* **ACTIVITY LIST**:
1. In the article about Suddenly Last Summer, who played Catherine in the original stage production?
2. Name every real person mentioned in the article about Suddenly Last Summer, excluding the character Catherine.

* **PASSAGE TO READ**:
..........
• HFPA

Elizath Taylor’s Best Performance?

To its credit, the Hollywood Foreign Press Association gave Elizabeth Taylor her first acting award before the Academy did, for one of her best performances in Suddenly Last Summer. The film has long been dismissed by critics, but it’s been a favorite of mine even though I had seen the original stage production (a two-hander under the title “Garden District” the other half was “Something Unspoken”) in which Anne Meacham played Catherine and became the toast of Broadway.

The play created a minor furor — it was 1959 — because it dealt with cannibalism and critics felt Tennessee Williams had gone too far. I remember a conversation between Gore Vidal and Merv Griffin on his talk show when Griffin wondered how Tennessee dreamt up these ideas, and Vidal claimed that was how the great Spanish poet Federico Garcia Lorca met his death (cannibalized by his victims). Ten years later Vidal collaborated with Williams on the script. I am inclined to credit Vidal with many of the famous lines, none of which appear in the original play, such as “Love is being able to use someone, hate is not being able to,” and “To lose both parents you’re an orphan; to lose a son, you’re … nothing.”
..........
* **PROVIDED DATA**:
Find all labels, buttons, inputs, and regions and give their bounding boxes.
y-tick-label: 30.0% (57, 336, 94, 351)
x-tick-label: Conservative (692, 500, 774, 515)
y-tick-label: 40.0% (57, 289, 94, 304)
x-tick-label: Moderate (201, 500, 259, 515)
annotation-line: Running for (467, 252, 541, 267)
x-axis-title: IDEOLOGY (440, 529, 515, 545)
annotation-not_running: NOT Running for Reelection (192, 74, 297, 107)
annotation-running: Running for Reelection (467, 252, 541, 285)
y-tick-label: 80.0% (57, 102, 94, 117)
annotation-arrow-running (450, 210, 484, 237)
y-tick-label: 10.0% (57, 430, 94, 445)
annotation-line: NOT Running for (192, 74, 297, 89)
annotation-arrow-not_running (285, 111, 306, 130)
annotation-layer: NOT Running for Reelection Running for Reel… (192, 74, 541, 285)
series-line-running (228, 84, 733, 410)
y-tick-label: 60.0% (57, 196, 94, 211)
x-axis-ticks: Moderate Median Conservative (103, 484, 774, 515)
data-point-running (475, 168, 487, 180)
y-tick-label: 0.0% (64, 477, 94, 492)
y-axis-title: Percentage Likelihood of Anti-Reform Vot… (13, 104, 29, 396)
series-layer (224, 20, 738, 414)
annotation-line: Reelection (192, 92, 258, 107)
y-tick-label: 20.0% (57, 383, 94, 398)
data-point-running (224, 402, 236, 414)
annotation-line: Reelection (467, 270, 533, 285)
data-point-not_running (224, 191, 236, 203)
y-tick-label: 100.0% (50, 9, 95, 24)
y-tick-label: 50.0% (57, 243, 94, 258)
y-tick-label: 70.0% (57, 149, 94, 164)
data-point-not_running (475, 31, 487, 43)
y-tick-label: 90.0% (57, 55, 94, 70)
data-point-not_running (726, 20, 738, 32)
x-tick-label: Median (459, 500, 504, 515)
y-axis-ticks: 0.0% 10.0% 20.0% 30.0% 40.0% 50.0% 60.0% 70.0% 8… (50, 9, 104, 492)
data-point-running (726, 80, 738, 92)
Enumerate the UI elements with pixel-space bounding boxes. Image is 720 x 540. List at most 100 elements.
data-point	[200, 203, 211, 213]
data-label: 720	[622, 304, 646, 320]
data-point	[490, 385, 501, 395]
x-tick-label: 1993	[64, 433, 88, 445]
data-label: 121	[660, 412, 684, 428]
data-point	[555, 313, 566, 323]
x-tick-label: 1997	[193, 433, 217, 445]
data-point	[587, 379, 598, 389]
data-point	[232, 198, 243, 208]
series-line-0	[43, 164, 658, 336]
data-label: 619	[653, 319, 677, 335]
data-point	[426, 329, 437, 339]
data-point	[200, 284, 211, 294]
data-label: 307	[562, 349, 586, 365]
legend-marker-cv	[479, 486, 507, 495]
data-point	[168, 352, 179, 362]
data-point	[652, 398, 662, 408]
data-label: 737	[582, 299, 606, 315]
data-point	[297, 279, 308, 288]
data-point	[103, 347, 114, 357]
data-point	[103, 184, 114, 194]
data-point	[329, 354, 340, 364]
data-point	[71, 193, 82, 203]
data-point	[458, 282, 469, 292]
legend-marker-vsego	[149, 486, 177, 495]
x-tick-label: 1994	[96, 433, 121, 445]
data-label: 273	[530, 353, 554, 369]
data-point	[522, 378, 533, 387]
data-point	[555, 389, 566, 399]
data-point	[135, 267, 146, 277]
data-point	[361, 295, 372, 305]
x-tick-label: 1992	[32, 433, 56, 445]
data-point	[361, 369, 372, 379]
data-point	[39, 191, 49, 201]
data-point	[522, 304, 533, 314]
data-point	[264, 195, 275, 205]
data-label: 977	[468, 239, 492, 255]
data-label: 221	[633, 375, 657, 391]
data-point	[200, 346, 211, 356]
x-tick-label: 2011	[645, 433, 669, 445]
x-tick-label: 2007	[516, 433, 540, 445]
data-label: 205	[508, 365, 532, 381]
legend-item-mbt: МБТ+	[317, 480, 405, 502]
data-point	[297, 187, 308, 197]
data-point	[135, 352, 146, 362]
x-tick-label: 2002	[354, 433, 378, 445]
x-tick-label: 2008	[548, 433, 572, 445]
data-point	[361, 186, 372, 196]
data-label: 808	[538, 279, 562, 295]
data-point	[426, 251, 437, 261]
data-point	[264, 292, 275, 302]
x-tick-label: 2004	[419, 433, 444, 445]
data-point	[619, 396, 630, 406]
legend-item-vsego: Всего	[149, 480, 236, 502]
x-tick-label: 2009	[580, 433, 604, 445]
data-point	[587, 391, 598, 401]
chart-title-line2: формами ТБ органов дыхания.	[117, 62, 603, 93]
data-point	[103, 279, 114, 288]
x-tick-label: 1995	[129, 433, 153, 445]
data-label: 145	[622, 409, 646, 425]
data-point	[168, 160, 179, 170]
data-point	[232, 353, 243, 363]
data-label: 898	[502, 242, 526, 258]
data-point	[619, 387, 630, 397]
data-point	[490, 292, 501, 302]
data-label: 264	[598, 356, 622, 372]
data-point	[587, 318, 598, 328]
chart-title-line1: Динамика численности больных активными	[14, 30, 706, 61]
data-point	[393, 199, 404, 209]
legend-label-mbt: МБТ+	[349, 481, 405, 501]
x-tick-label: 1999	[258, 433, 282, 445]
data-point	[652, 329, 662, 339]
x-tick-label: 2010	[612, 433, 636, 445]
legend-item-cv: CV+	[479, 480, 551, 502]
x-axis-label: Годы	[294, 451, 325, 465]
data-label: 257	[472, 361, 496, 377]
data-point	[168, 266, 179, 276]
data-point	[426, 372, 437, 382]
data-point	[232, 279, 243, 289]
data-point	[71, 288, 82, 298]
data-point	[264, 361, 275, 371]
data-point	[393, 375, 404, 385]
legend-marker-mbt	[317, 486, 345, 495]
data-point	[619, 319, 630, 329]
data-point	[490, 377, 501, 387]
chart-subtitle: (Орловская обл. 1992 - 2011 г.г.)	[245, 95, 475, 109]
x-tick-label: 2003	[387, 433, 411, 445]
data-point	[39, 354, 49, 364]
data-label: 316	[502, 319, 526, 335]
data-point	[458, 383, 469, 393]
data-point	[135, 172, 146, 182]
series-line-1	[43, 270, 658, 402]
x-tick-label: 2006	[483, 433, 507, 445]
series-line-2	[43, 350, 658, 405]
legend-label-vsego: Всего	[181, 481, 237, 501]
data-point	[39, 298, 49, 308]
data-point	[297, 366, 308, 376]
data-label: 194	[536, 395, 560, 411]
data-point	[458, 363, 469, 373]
..........
* **TASK RESULTS**:
1. Anne Meacham

2. Elizabeth Taylor, Anne Meacham, Tennessee Williams, Gore Vidal, Merv Griffin, Federico Garcia Lorca